▶ PROBLEM TO WORK ON: Locate each line holding the string "不透明度" and copy it.

▶ DATA PROVIDED:
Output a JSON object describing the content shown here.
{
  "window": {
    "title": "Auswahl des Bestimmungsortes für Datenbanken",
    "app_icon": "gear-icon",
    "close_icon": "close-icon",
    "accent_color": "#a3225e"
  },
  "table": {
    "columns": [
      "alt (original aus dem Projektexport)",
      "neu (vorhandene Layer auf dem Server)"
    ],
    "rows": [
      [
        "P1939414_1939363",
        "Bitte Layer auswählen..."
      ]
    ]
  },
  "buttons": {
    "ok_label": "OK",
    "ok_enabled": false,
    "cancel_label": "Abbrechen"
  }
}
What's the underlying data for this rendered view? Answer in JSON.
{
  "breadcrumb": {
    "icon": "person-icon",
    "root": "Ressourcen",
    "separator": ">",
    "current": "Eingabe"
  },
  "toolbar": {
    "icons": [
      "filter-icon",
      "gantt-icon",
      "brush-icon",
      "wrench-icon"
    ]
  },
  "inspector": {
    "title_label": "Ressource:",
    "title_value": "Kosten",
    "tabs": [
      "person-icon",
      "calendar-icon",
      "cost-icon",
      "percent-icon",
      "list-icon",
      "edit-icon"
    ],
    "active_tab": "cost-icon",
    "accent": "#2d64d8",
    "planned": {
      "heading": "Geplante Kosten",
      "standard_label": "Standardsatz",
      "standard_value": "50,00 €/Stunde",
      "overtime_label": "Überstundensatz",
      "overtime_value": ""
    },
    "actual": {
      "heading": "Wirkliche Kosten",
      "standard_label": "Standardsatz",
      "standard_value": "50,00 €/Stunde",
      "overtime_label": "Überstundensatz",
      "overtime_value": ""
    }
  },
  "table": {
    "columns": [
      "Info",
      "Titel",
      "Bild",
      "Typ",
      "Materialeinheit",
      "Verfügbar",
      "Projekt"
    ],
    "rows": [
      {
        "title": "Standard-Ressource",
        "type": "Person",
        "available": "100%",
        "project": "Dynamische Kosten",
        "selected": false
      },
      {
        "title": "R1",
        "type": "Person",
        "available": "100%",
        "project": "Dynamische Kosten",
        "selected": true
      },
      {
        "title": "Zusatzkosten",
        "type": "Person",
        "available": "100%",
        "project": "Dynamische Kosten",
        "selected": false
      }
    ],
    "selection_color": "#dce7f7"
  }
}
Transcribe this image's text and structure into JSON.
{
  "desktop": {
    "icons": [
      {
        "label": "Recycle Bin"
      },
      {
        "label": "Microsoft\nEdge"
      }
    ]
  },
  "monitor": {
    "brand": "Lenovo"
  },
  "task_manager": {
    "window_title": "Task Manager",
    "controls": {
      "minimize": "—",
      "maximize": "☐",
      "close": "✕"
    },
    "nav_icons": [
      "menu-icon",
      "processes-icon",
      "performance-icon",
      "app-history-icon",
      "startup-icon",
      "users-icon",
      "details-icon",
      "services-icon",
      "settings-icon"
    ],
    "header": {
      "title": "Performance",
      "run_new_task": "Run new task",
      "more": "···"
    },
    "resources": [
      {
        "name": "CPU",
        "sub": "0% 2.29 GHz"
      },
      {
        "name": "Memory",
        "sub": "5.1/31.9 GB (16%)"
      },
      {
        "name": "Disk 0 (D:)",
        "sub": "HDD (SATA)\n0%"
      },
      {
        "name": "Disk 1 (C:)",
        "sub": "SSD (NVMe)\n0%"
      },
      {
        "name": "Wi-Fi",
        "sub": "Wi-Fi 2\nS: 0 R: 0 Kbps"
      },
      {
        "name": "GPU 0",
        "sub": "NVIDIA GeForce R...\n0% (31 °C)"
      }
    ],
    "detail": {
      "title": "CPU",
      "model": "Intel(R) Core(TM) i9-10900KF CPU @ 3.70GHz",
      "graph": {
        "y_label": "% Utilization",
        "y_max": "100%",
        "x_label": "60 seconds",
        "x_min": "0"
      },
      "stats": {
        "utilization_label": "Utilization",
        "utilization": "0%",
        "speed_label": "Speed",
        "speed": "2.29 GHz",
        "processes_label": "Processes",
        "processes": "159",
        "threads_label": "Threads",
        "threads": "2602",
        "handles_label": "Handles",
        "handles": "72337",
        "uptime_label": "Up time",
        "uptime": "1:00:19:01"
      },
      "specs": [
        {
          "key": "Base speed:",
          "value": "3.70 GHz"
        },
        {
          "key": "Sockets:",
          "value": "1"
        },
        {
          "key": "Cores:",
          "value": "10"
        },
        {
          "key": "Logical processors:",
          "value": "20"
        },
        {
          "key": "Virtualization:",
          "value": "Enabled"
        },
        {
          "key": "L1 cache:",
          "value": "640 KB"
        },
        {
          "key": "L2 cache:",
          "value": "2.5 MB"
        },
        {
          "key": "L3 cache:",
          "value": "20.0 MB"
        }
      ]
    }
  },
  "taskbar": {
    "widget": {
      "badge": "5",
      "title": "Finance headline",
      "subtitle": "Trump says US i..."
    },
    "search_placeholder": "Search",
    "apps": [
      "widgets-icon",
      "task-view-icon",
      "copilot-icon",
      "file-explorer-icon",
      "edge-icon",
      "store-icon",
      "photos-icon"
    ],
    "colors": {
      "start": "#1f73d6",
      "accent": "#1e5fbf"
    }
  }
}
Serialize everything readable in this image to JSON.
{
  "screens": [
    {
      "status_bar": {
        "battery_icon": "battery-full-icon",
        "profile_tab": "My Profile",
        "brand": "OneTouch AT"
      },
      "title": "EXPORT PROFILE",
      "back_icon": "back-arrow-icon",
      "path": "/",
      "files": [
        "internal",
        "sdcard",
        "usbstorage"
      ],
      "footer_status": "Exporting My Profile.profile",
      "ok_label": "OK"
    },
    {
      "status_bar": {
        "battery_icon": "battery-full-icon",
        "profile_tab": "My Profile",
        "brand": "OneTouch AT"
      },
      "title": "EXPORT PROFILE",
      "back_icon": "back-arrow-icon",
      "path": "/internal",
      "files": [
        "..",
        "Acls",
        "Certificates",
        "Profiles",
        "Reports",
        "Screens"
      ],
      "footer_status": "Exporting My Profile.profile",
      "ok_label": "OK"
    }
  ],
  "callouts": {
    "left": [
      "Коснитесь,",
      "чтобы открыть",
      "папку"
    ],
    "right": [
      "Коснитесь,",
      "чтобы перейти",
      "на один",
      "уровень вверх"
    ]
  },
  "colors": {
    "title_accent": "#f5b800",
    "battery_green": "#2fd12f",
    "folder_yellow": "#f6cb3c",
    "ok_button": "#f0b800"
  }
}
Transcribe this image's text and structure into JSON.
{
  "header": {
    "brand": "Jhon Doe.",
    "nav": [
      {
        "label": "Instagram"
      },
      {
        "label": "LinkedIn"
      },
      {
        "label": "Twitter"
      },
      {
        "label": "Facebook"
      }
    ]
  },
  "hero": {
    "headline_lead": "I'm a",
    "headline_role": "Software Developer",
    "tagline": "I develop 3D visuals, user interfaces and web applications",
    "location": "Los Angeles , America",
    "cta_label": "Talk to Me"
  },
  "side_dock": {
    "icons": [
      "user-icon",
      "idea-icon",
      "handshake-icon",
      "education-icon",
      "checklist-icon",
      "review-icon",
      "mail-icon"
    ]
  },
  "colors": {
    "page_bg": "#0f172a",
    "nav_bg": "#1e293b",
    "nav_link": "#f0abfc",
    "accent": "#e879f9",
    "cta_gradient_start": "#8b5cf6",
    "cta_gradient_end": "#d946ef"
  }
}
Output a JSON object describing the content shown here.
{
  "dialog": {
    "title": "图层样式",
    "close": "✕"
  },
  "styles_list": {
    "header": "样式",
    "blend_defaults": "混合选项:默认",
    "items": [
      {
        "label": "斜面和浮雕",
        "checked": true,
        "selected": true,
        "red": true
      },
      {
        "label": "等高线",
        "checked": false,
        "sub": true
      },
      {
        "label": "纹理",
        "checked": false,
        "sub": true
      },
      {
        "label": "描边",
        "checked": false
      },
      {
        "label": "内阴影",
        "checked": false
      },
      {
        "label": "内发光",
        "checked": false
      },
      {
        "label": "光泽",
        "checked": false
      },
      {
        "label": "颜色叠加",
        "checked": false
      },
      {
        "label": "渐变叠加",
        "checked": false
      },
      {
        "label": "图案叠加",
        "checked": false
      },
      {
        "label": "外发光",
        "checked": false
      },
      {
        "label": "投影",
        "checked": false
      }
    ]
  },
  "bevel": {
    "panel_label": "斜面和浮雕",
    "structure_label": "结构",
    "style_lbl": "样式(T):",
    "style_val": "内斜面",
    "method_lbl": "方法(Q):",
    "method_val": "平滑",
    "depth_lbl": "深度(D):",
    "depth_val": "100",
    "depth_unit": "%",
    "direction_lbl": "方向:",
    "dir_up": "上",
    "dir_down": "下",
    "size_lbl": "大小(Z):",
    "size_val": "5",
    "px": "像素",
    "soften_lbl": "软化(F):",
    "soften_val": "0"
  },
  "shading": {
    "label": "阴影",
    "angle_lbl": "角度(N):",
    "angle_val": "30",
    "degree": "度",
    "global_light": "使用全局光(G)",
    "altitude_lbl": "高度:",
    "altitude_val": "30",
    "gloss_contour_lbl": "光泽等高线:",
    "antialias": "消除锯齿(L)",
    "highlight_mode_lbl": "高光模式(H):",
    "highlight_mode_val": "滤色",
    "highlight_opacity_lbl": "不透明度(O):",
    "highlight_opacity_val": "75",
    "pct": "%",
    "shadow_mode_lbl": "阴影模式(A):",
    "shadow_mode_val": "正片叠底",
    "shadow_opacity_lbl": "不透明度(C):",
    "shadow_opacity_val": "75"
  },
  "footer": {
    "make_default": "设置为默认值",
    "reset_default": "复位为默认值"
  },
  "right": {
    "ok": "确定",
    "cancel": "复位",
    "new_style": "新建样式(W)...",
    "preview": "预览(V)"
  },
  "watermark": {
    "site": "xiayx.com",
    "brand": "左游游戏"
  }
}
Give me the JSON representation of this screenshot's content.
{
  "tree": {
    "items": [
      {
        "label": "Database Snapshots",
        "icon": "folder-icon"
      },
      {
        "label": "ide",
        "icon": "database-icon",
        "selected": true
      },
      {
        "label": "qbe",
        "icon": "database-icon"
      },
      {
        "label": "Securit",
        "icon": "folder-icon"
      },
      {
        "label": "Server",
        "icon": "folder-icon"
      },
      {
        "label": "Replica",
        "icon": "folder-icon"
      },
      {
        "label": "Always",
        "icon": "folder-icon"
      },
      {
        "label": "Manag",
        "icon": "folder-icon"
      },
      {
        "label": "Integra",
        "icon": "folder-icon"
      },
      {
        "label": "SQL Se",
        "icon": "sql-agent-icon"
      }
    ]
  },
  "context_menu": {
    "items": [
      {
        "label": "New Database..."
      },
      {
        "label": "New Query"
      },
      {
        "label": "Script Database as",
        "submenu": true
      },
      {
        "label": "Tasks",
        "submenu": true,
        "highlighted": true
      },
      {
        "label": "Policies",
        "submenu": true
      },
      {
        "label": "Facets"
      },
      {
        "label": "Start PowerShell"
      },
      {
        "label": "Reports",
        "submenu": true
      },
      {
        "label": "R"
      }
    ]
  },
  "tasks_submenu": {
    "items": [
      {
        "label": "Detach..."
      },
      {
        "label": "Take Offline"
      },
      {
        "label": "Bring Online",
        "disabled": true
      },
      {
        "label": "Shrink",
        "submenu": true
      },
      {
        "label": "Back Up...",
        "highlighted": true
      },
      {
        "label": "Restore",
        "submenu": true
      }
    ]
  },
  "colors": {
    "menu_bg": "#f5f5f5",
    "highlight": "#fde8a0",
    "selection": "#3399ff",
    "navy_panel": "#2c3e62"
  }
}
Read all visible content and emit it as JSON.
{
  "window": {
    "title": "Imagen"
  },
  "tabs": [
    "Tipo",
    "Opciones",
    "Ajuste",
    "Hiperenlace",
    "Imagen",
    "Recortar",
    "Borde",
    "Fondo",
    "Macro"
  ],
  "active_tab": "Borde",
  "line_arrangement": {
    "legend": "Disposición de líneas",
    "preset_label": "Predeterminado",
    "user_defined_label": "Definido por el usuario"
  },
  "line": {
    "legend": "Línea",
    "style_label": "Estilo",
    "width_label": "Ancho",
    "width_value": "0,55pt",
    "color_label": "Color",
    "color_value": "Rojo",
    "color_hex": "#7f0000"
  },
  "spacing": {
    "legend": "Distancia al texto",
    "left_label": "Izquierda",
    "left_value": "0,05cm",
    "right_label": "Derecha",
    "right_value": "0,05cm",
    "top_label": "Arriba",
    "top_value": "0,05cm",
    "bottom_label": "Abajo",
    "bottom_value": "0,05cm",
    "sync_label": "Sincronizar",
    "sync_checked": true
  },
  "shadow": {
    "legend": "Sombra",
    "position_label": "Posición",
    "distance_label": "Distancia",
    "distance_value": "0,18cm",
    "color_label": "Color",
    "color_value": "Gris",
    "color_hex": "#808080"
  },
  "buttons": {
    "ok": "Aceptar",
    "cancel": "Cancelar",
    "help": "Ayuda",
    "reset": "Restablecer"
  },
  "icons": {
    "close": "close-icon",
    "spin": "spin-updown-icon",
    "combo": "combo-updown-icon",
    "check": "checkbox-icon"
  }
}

▶ FINAL RESULT:
    "highlight_opacity_lbl": "不透明度(O):",
    "shadow_opacity_lbl": "不透明度(C):",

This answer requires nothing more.